- GOAL OF THE EXERCISE
Note each line that includes the word "Code". Copy those lines.

++++++++

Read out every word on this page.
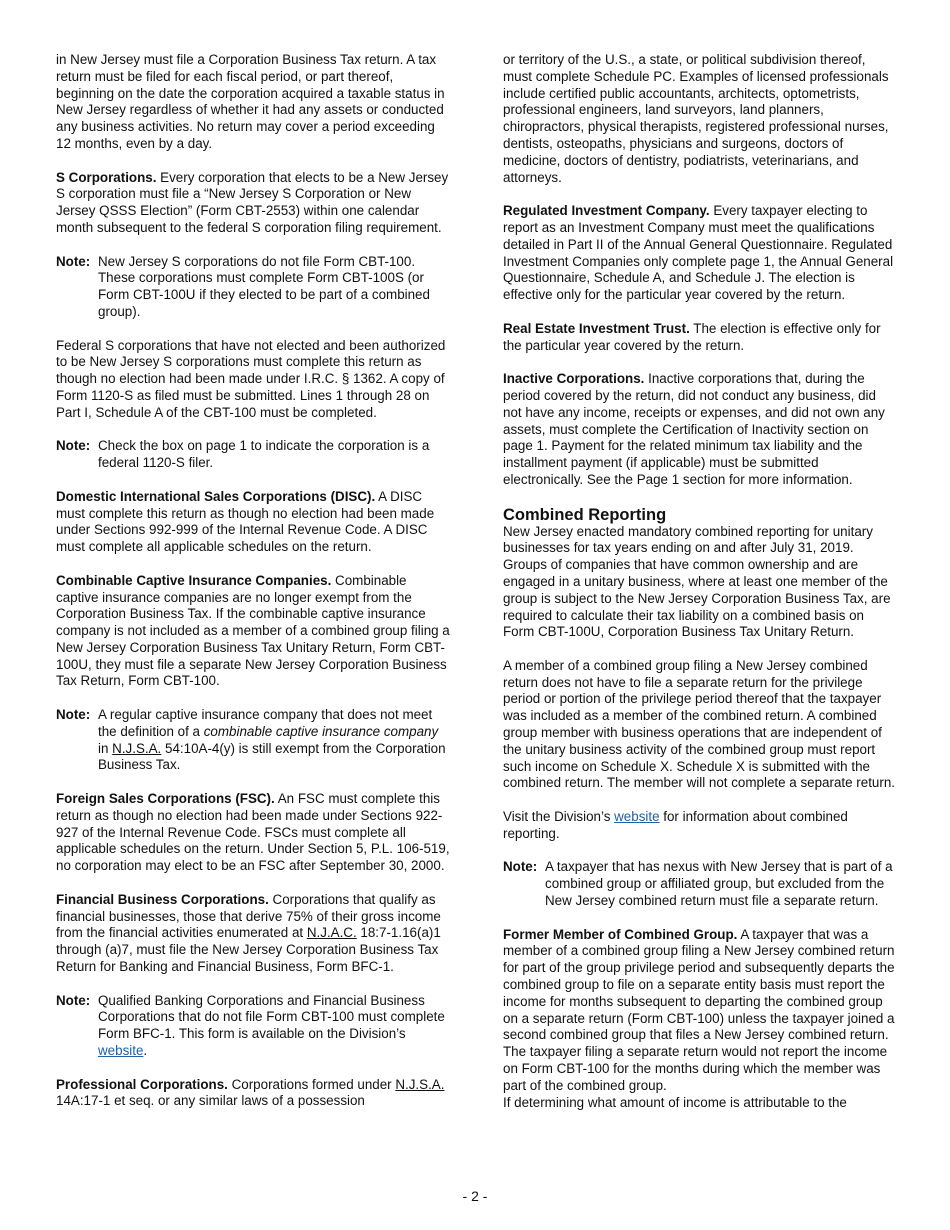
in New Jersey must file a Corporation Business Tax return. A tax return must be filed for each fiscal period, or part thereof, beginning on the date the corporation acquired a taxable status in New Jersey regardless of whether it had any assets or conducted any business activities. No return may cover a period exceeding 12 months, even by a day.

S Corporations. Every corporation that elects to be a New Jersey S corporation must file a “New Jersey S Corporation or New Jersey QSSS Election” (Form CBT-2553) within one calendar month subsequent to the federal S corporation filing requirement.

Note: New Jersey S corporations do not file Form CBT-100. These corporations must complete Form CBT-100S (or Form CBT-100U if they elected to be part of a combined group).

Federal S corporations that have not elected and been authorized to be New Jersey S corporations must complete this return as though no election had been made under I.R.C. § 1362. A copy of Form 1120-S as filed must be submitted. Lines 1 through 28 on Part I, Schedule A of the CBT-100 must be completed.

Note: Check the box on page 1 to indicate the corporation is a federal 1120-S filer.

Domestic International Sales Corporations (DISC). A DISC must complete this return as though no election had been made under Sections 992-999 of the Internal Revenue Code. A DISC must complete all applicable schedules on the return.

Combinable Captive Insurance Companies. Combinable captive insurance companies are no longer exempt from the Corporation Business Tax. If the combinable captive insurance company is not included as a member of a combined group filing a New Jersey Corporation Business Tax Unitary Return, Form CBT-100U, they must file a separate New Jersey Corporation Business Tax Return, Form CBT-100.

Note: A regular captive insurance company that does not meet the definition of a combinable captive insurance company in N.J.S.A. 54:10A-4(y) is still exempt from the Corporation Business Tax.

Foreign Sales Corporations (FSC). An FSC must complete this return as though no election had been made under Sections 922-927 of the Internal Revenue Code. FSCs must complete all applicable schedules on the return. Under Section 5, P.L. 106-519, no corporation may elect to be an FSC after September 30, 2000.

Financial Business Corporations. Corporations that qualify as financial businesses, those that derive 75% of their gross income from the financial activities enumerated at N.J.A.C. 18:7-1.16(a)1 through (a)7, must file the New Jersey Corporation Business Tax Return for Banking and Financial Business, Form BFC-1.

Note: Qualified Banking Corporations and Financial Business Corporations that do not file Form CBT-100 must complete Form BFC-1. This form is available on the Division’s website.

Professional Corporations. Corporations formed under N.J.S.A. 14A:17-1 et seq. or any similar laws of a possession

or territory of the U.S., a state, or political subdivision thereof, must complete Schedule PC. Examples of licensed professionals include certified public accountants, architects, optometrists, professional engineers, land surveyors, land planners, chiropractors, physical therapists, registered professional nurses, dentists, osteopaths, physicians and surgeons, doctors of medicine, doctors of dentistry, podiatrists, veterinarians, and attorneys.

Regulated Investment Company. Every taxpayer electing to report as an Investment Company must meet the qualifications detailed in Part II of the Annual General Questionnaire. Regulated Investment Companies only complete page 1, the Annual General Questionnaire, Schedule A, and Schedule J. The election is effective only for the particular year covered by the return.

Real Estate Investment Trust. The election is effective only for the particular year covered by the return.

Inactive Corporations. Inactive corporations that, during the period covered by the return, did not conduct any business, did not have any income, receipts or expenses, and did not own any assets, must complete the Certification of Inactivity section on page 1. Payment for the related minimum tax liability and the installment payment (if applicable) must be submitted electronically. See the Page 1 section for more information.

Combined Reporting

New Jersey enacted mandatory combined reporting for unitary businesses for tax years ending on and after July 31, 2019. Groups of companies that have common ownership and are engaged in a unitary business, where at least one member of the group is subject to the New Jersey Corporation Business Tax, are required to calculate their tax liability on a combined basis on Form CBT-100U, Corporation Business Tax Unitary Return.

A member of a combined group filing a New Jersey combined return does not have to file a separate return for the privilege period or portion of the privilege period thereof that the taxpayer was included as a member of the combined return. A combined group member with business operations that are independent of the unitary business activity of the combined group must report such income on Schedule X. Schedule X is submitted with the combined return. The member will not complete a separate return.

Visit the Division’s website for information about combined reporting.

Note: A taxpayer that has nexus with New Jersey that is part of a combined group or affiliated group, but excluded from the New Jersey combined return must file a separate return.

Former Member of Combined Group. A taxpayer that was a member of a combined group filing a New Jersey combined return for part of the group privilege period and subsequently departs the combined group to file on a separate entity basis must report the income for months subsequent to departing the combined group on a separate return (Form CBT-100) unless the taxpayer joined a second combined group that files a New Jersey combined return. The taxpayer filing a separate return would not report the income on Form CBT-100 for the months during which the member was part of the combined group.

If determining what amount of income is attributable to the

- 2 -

++++++++

- RESPONSE TO THE TASK
Domestic International Sales Corporations (DISC). A DISC must complete this return as though no election had been made under Sections 992-999 of the Internal Revenue Code. A DISC must complete all applicable schedules on the return.
Foreign Sales Corporations (FSC). An FSC must complete this return as though no election had been made under Sections 922-927 of the Internal Revenue Code. FSCs must complete all applicable schedules on the return. Under Section 5, P.L. 106-519, no corporation may elect to be an FSC after September 30, 2000.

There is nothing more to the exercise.